**Your task:**
Using the entries that follow, state how many lines contain the word "Congreso". The response is that number and nothing more.

--- start Stored records ---

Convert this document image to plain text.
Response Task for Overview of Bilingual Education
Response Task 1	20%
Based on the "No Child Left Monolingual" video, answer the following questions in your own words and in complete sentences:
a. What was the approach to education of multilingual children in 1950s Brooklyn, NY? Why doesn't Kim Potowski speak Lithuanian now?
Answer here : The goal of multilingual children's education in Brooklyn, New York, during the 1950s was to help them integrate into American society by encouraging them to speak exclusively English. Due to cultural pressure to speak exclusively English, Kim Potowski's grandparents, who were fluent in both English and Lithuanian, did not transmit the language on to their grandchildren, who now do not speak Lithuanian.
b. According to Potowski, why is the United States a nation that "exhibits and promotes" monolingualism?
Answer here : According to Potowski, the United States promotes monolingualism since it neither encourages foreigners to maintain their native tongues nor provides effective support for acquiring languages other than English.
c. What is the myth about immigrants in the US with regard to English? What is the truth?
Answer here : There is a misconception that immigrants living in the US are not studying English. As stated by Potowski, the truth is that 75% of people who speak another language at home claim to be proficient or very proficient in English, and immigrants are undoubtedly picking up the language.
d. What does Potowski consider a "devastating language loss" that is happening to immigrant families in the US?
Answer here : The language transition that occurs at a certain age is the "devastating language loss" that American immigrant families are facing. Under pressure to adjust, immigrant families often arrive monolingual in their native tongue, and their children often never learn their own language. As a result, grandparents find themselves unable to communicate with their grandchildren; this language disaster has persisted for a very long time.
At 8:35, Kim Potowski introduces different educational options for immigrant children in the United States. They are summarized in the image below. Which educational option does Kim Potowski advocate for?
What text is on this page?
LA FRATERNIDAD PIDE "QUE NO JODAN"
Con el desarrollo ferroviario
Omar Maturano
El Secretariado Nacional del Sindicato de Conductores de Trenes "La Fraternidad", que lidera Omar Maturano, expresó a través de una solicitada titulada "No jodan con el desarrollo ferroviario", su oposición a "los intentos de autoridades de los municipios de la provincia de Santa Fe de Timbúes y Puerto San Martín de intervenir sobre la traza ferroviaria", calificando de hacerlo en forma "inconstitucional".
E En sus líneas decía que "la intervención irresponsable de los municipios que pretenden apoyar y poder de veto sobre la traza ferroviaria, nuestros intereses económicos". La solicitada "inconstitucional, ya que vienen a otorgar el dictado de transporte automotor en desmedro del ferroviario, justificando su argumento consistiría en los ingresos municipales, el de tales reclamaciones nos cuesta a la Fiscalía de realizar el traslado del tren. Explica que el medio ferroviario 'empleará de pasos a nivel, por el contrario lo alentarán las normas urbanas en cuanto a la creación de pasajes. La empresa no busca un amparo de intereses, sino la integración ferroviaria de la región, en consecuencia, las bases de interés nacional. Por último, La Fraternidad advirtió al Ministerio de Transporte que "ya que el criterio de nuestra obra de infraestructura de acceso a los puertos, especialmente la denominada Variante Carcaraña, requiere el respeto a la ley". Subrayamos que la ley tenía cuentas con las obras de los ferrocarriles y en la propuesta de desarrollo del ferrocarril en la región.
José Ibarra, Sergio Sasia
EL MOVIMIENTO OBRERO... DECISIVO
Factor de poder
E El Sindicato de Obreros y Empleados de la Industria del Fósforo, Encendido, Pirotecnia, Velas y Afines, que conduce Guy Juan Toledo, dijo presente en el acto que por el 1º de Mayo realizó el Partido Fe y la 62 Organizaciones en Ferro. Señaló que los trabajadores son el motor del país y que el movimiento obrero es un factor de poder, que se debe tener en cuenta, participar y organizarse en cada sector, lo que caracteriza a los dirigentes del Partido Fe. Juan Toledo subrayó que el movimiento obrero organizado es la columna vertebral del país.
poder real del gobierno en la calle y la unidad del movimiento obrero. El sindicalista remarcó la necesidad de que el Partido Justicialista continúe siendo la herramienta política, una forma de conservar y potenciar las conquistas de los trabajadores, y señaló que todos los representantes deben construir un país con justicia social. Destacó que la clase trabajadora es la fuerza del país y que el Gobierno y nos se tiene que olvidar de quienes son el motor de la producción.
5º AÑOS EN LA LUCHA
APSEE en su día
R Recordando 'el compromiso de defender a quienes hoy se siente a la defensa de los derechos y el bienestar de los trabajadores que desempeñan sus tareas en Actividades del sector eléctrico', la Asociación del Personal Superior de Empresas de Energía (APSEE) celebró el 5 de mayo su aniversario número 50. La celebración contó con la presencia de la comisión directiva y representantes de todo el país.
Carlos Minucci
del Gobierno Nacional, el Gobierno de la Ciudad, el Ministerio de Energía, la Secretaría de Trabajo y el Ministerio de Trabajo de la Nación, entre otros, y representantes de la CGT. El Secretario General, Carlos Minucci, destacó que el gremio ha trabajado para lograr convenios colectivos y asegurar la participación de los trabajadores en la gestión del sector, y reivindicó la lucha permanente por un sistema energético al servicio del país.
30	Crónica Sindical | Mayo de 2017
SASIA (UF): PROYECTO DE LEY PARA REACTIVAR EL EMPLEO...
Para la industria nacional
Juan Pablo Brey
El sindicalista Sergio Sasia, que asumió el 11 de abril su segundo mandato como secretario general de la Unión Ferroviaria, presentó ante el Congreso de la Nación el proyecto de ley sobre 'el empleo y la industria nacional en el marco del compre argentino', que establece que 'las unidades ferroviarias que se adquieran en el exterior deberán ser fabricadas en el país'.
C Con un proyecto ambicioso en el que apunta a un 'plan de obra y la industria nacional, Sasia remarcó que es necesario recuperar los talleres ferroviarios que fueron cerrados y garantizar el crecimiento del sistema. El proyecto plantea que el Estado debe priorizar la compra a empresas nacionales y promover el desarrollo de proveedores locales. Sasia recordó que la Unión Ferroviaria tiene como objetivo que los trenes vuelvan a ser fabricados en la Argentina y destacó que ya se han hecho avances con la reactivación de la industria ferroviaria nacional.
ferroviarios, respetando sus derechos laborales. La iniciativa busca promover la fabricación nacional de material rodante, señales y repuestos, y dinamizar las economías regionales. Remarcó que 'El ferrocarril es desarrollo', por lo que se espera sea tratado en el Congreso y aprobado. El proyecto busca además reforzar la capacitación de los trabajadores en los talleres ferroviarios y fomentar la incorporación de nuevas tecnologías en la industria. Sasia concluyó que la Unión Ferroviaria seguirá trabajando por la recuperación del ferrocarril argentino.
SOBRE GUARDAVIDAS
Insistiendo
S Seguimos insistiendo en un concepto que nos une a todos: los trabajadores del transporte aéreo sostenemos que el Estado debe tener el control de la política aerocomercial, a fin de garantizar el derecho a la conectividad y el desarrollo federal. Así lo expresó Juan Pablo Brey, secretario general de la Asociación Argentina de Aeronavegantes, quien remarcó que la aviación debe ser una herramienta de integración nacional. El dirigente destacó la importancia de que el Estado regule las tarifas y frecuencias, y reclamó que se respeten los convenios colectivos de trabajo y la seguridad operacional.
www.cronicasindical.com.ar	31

--- end Stored records ---

**Result for this task:**
2